What to produce – Repeat the listing that follows, character for character, minus the pictures.

[Data records]
/---

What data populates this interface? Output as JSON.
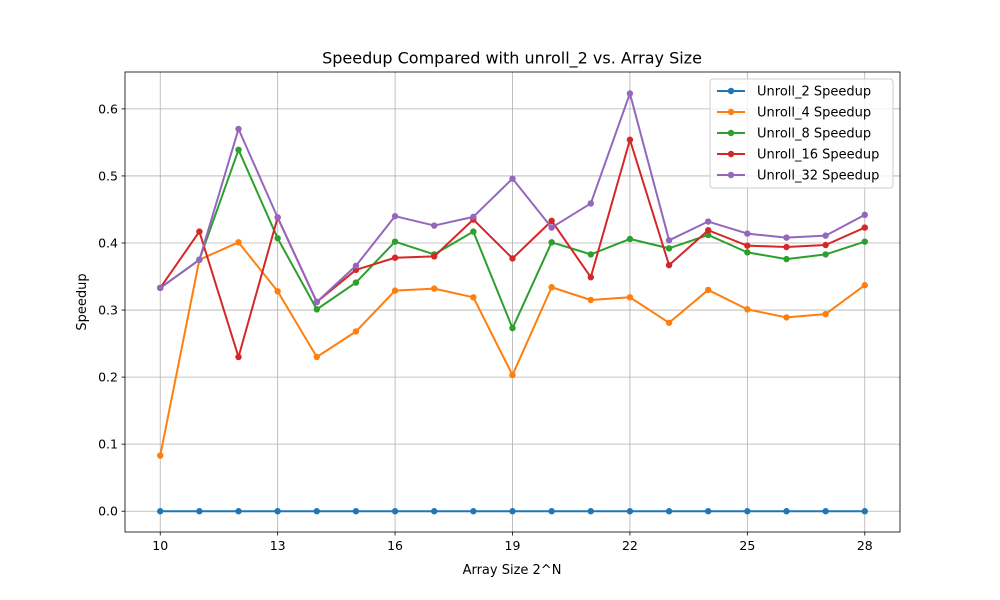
{
  "chart_data": {
    "type": "line",
    "title": "Speedup Compared with unroll_2 vs. Array Size",
    "xlabel": "Array Size 2^N",
    "ylabel": "Speedup",
    "x": [
      10,
      11,
      12,
      13,
      14,
      15,
      16,
      17,
      18,
      19,
      20,
      21,
      22,
      23,
      24,
      25,
      26,
      27,
      28
    ],
    "xticks": [
      10,
      13,
      16,
      19,
      22,
      25,
      28
    ],
    "yticks": [
      0.0,
      0.1,
      0.2,
      0.3,
      0.4,
      0.5,
      0.6
    ],
    "xlim": [
      9.1,
      28.9
    ],
    "ylim": [
      -0.031,
      0.655
    ],
    "grid": true,
    "legend_position": "top-right",
    "series": [
      {
        "name": "Unroll_2 Speedup",
        "color": "#1f77b4",
        "values": [
          0,
          0,
          0,
          0,
          0,
          0,
          0,
          0,
          0,
          0,
          0,
          0,
          0,
          0,
          0,
          0,
          0,
          0,
          0
        ]
      },
      {
        "name": "Unroll_4 Speedup",
        "color": "#ff7f0e",
        "values": [
          0.083,
          0.375,
          0.401,
          0.328,
          0.23,
          0.268,
          0.329,
          0.332,
          0.319,
          0.203,
          0.334,
          0.315,
          0.319,
          0.281,
          0.33,
          0.301,
          0.289,
          0.294,
          0.337
        ]
      },
      {
        "name": "Unroll_8 Speedup",
        "color": "#2ca02c",
        "values": [
          0.333,
          0.375,
          0.539,
          0.407,
          0.301,
          0.341,
          0.402,
          0.383,
          0.417,
          0.273,
          0.401,
          0.383,
          0.406,
          0.392,
          0.412,
          0.386,
          0.376,
          0.383,
          0.402
        ]
      },
      {
        "name": "Unroll_16 Speedup",
        "color": "#d62728",
        "values": [
          0.333,
          0.417,
          0.23,
          0.438,
          0.312,
          0.36,
          0.378,
          0.38,
          0.435,
          0.377,
          0.433,
          0.349,
          0.554,
          0.367,
          0.419,
          0.396,
          0.394,
          0.397,
          0.423
        ]
      },
      {
        "name": "Unroll_32 Speedup",
        "color": "#9467bd",
        "values": [
          0.333,
          0.375,
          0.57,
          0.438,
          0.312,
          0.366,
          0.44,
          0.426,
          0.439,
          0.496,
          0.423,
          0.459,
          0.623,
          0.404,
          0.432,
          0.414,
          0.408,
          0.411,
          0.442
        ]
      }
    ]
  }
}
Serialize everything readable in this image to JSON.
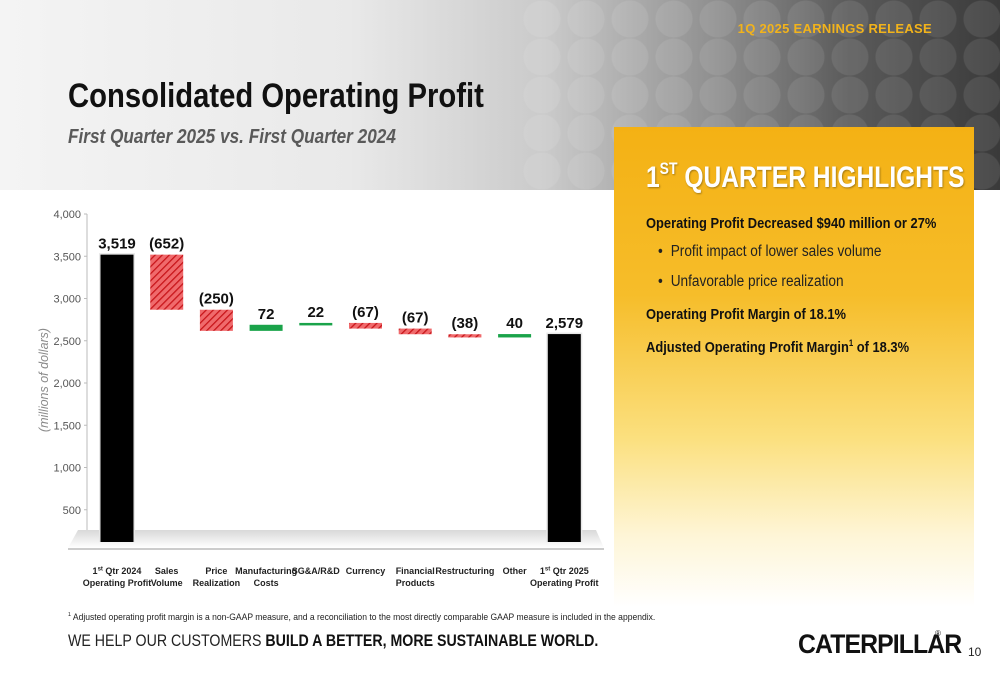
{
  "header": {
    "release_tag": "1Q 2025 EARNINGS RELEASE",
    "title": "Consolidated Operating Profit",
    "subtitle": "First Quarter 2025 vs. First Quarter 2024"
  },
  "highlights": {
    "title_main": "1",
    "title_sup": "ST",
    "title_rest": " QUARTER HIGHLIGHTS",
    "items": [
      {
        "type": "heading",
        "text": "Operating Profit Decreased $940 million or 27%"
      },
      {
        "type": "bullet",
        "text": "Profit impact of lower sales volume"
      },
      {
        "type": "bullet",
        "text": "Unfavorable price realization"
      },
      {
        "type": "heading",
        "text": "Operating Profit Margin of 18.1%"
      },
      {
        "type": "heading_sup",
        "text": "Adjusted Operating Profit Margin",
        "sup": "1",
        "text_after": " of 18.3%"
      }
    ]
  },
  "chart_data": {
    "type": "bar",
    "subtype": "waterfall",
    "ylabel": "(millions of dollars)",
    "ylim": [
      0,
      4000
    ],
    "yticks": [
      500,
      1000,
      1500,
      2000,
      2500,
      3000,
      3500,
      4000
    ],
    "ytick_labels": [
      "500",
      "1,000",
      "1,500",
      "2,000",
      "2,500",
      "3,000",
      "3,500",
      "4,000"
    ],
    "grid": false,
    "colors": {
      "total": "#000000",
      "decrease": "#e8262a",
      "increase": "#1aa34a"
    },
    "categories": [
      {
        "lines": [
          "1st Qtr 2024",
          "Operating Profit"
        ],
        "sup_line": 0
      },
      {
        "lines": [
          "Sales",
          "Volume"
        ]
      },
      {
        "lines": [
          "Price",
          "Realization"
        ]
      },
      {
        "lines": [
          "Manufacturing",
          "Costs"
        ]
      },
      {
        "lines": [
          "SG&A/R&D"
        ]
      },
      {
        "lines": [
          "Currency"
        ]
      },
      {
        "lines": [
          "Financial",
          "Products"
        ]
      },
      {
        "lines": [
          "Restructuring"
        ]
      },
      {
        "lines": [
          "Other"
        ]
      },
      {
        "lines": [
          "1st Qtr 2025",
          "Operating Profit"
        ],
        "sup_line": 0
      }
    ],
    "steps": [
      {
        "kind": "total",
        "value": 3519,
        "label": "3,519"
      },
      {
        "kind": "delta",
        "value": -652,
        "label": "(652)"
      },
      {
        "kind": "delta",
        "value": -250,
        "label": "(250)"
      },
      {
        "kind": "delta",
        "value": 72,
        "label": "72"
      },
      {
        "kind": "delta",
        "value": 22,
        "label": "22"
      },
      {
        "kind": "delta",
        "value": -67,
        "label": "(67)"
      },
      {
        "kind": "delta",
        "value": -67,
        "label": "(67)"
      },
      {
        "kind": "delta",
        "value": -38,
        "label": "(38)"
      },
      {
        "kind": "delta",
        "value": 40,
        "label": "40"
      },
      {
        "kind": "total",
        "value": 2579,
        "label": "2,579"
      }
    ]
  },
  "footer": {
    "footnote_sup": "1",
    "footnote": " Adjusted operating profit margin is a non-GAAP measure, and a reconciliation to the most directly comparable GAAP measure is included in the appendix.",
    "tagline_plain": "WE HELP OUR CUSTOMERS ",
    "tagline_bold": "BUILD A BETTER, MORE SUSTAINABLE WORLD.",
    "logo": "CATERPILLAR",
    "logo_reg": "®",
    "page_number": "10"
  }
}
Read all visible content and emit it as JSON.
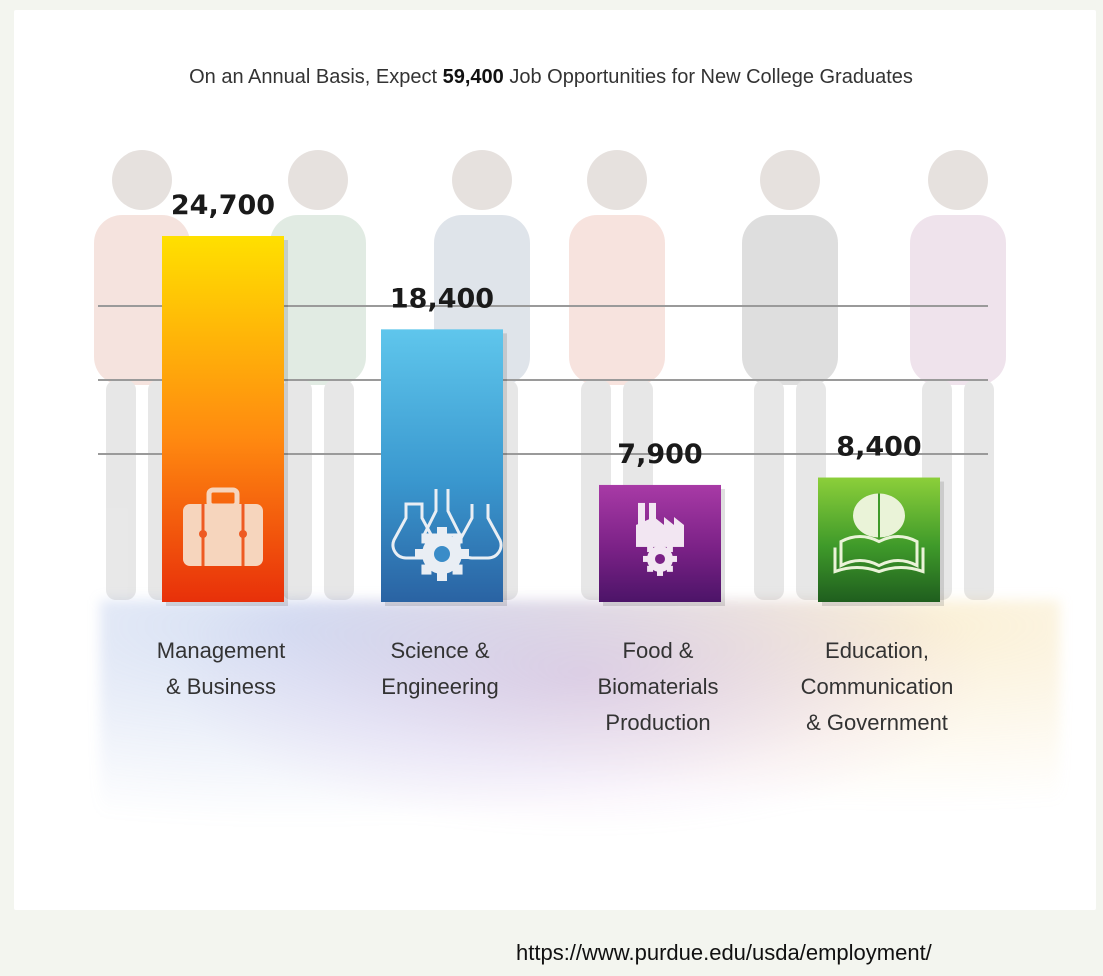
{
  "chart_data": {
    "type": "bar",
    "title": {
      "before": "On an Annual Basis, Expect ",
      "highlight": "59,400",
      "after": " Job Opportunities for New College Graduates"
    },
    "categories": [
      [
        "Management",
        "& Business"
      ],
      [
        "Science &",
        "Engineering"
      ],
      [
        "Food &",
        "Biomaterials",
        "Production"
      ],
      [
        "Education,",
        "Communication",
        "& Government"
      ]
    ],
    "values": [
      24700,
      18400,
      7900,
      8400
    ],
    "value_labels": [
      "24,700",
      "18,400",
      "7,900",
      "8,400"
    ],
    "icons": [
      "briefcase-icon",
      "lab-flasks-gear-icon",
      "factory-gear-icon",
      "brain-book-icon"
    ],
    "colors": [
      [
        "#ffe000",
        "#ff8a10",
        "#e8300a"
      ],
      [
        "#5fc6ec",
        "#3a98cf",
        "#2a63a3"
      ],
      [
        "#a83aa6",
        "#7a2186",
        "#4c1468"
      ],
      [
        "#8ccf3a",
        "#3f9a2a",
        "#1f5e1e"
      ]
    ],
    "ylim": [
      0,
      30000
    ],
    "grid": true
  },
  "source_url": "https://www.purdue.edu/usda/employment/"
}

\---

Completed task –
What data populates this interface? Output as JSON.
{
  "chart_data": {
    "type": "line",
    "title": "Speedup Compared with unroll_2 vs. Array Size",
    "xlabel": "Array Size 2^N",
    "ylabel": "Speedup",
    "x": [
      10,
      11,
      12,
      13,
      14,
      15,
      16,
      17,
      18,
      19,
      20,
      21,
      22,
      23,
      24,
      25,
      26,
      27,
      28
    ],
    "xticks": [
      10,
      13,
      16,
      19,
      22,
      25,
      28
    ],
    "yticks": [
      0.0,
      0.1,
      0.2,
      0.3,
      0.4,
      0.5,
      0.6
    ],
    "xlim": [
      9.1,
      28.9
    ],
    "ylim": [
      -0.031,
      0.655
    ],
    "grid": true,
    "legend_position": "top-right",
    "series": [
      {
        "name": "Unroll_2 Speedup",
        "color": "#1f77b4",
        "values": [
          0,
          0,
          0,
          0,
          0,
          0,
          0,
          0,
          0,
          0,
          0,
          0,
          0,
          0,
          0,
          0,
          0,
          0,
          0
        ]
      },
      {
        "name": "Unroll_4 Speedup",
        "color": "#ff7f0e",
        "values": [
          0.083,
          0.375,
          0.401,
          0.328,
          0.23,
          0.268,
          0.329,
          0.332,
          0.319,
          0.203,
          0.334,
          0.315,
          0.319,
          0.281,
          0.33,
          0.301,
          0.289,
          0.294,
          0.337
        ]
      },
      {
        "name": "Unroll_8 Speedup",
        "color": "#2ca02c",
        "values": [
          0.333,
          0.375,
          0.539,
          0.407,
          0.301,
          0.341,
          0.402,
          0.383,
          0.417,
          0.273,
          0.401,
          0.383,
          0.406,
          0.392,
          0.412,
          0.386,
          0.376,
          0.383,
          0.402
        ]
      },
      {
        "name": "Unroll_16 Speedup",
        "color": "#d62728",
        "values": [
          0.333,
          0.417,
          0.23,
          0.438,
          0.312,
          0.36,
          0.378,
          0.38,
          0.435,
          0.377,
          0.433,
          0.349,
          0.554,
          0.367,
          0.419,
          0.396,
          0.394,
          0.397,
          0.423
        ]
      },
      {
        "name": "Unroll_32 Speedup",
        "color": "#9467bd",
        "values": [
          0.333,
          0.375,
          0.57,
          0.438,
          0.312,
          0.366,
          0.44,
          0.426,
          0.439,
          0.496,
          0.423,
          0.459,
          0.623,
          0.404,
          0.432,
          0.414,
          0.408,
          0.411,
          0.442
        ]
      }
    ]
  }
}
Serialize everything readable in this image to JSON.
{
  "header": {
    "release_tag": "1Q 2025 EARNINGS RELEASE",
    "title": "Consolidated Operating Profit",
    "subtitle": "First Quarter 2025 vs. First Quarter 2024"
  },
  "highlights": {
    "title_main": "1",
    "title_sup": "ST",
    "title_rest": " QUARTER HIGHLIGHTS",
    "items": [
      {
        "type": "heading",
        "text": "Operating Profit Decreased $940 million or 27%"
      },
      {
        "type": "bullet",
        "text": "Profit impact of lower sales volume"
      },
      {
        "type": "bullet",
        "text": "Unfavorable price realization"
      },
      {
        "type": "heading",
        "text": "Operating Profit Margin of 18.1%"
      },
      {
        "type": "heading_sup",
        "text": "Adjusted Operating Profit Margin",
        "sup": "1",
        "text_after": " of 18.3%"
      }
    ]
  },
  "chart_data": {
    "type": "bar",
    "subtype": "waterfall",
    "ylabel": "(millions of dollars)",
    "ylim": [
      0,
      4000
    ],
    "yticks": [
      500,
      1000,
      1500,
      2000,
      2500,
      3000,
      3500,
      4000
    ],
    "ytick_labels": [
      "500",
      "1,000",
      "1,500",
      "2,000",
      "2,500",
      "3,000",
      "3,500",
      "4,000"
    ],
    "grid": false,
    "colors": {
      "total": "#000000",
      "decrease": "#e8262a",
      "increase": "#1aa34a"
    },
    "categories": [
      {
        "lines": [
          "1st Qtr 2024",
          "Operating Profit"
        ],
        "sup_line": 0
      },
      {
        "lines": [
          "Sales",
          "Volume"
        ]
      },
      {
        "lines": [
          "Price",
          "Realization"
        ]
      },
      {
        "lines": [
          "Manufacturing",
          "Costs"
        ]
      },
      {
        "lines": [
          "SG&A/R&D"
        ]
      },
      {
        "lines": [
          "Currency"
        ]
      },
      {
        "lines": [
          "Financial",
          "Products"
        ]
      },
      {
        "lines": [
          "Restructuring"
        ]
      },
      {
        "lines": [
          "Other"
        ]
      },
      {
        "lines": [
          "1st Qtr 2025",
          "Operating Profit"
        ],
        "sup_line": 0
      }
    ],
    "steps": [
      {
        "kind": "total",
        "value": 3519,
        "label": "3,519"
      },
      {
        "kind": "delta",
        "value": -652,
        "label": "(652)"
      },
      {
        "kind": "delta",
        "value": -250,
        "label": "(250)"
      },
      {
        "kind": "delta",
        "value": 72,
        "label": "72"
      },
      {
        "kind": "delta",
        "value": 22,
        "label": "22"
      },
      {
        "kind": "delta",
        "value": -67,
        "label": "(67)"
      },
      {
        "kind": "delta",
        "value": -67,
        "label": "(67)"
      },
      {
        "kind": "delta",
        "value": -38,
        "label": "(38)"
      },
      {
        "kind": "delta",
        "value": 40,
        "label": "40"
      },
      {
        "kind": "total",
        "value": 2579,
        "label": "2,579"
      }
    ]
  },
  "footer": {
    "footnote_sup": "1",
    "footnote": " Adjusted operating profit margin is a non-GAAP measure, and a reconciliation to the most directly comparable GAAP measure is included in the appendix.",
    "tagline_plain": "WE HELP OUR CUSTOMERS ",
    "tagline_bold": "BUILD A BETTER, MORE SUSTAINABLE WORLD.",
    "logo": "CATERPILLAR",
    "logo_reg": "®",
    "page_number": "10"
  }
}
Read all visible content and emit it as JSON.
{
  "chart_data": {
    "type": "bar",
    "title": {
      "before": "On an Annual Basis, Expect ",
      "highlight": "59,400",
      "after": " Job Opportunities for New College Graduates"
    },
    "categories": [
      [
        "Management",
        "& Business"
      ],
      [
        "Science &",
        "Engineering"
      ],
      [
        "Food &",
        "Biomaterials",
        "Production"
      ],
      [
        "Education,",
        "Communication",
        "& Government"
      ]
    ],
    "values": [
      24700,
      18400,
      7900,
      8400
    ],
    "value_labels": [
      "24,700",
      "18,400",
      "7,900",
      "8,400"
    ],
    "icons": [
      "briefcase-icon",
      "lab-flasks-gear-icon",
      "factory-gear-icon",
      "brain-book-icon"
    ],
    "colors": [
      [
        "#ffe000",
        "#ff8a10",
        "#e8300a"
      ],
      [
        "#5fc6ec",
        "#3a98cf",
        "#2a63a3"
      ],
      [
        "#a83aa6",
        "#7a2186",
        "#4c1468"
      ],
      [
        "#8ccf3a",
        "#3f9a2a",
        "#1f5e1e"
      ]
    ],
    "ylim": [
      0,
      30000
    ],
    "grid": true
  },
  "source_url": "https://www.purdue.edu/usda/employment/"
}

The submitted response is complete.